| JOB |
Look through the listing for the word "sollte". Copy each line that has it.

## BEGIN MATERIAL FOR THE TASK

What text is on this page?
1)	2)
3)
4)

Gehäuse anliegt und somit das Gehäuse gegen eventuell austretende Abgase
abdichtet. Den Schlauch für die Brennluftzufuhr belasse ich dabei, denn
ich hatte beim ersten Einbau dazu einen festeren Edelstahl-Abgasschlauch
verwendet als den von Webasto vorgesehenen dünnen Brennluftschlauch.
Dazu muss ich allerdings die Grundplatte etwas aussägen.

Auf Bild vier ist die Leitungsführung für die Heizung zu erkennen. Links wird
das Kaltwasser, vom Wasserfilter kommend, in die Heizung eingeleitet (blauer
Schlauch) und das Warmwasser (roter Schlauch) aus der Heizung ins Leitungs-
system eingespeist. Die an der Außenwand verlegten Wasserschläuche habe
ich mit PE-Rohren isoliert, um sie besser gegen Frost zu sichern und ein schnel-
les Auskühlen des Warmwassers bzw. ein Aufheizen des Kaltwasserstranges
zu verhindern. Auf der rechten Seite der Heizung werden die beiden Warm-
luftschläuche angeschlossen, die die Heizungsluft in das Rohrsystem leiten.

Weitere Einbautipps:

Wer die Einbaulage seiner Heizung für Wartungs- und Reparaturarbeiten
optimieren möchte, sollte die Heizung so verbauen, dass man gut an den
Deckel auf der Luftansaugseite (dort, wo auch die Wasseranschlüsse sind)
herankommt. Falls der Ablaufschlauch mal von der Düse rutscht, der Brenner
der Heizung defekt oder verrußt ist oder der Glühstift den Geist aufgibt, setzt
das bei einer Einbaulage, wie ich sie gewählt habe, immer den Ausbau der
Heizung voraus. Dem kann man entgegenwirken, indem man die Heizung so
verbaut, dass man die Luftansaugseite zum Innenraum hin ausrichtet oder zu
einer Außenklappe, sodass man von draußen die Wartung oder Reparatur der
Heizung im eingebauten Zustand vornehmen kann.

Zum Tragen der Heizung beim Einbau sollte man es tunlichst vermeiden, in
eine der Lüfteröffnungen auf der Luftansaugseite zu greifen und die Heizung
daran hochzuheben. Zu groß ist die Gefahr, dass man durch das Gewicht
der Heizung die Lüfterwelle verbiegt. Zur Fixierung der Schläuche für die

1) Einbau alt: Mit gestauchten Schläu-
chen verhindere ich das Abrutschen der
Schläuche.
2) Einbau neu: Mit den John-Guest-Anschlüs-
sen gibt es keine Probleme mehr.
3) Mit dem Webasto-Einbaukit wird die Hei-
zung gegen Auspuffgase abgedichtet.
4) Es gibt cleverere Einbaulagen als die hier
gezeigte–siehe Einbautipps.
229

## END MATERIAL FOR THE TASK

| OUTPUT OF THE EXERCISE |
optimieren möchte, sollte die Heizung so verbauen, dass man gut an den
Zum Tragen der Heizung beim Einbau sollte man es tunlichst vermeiden, in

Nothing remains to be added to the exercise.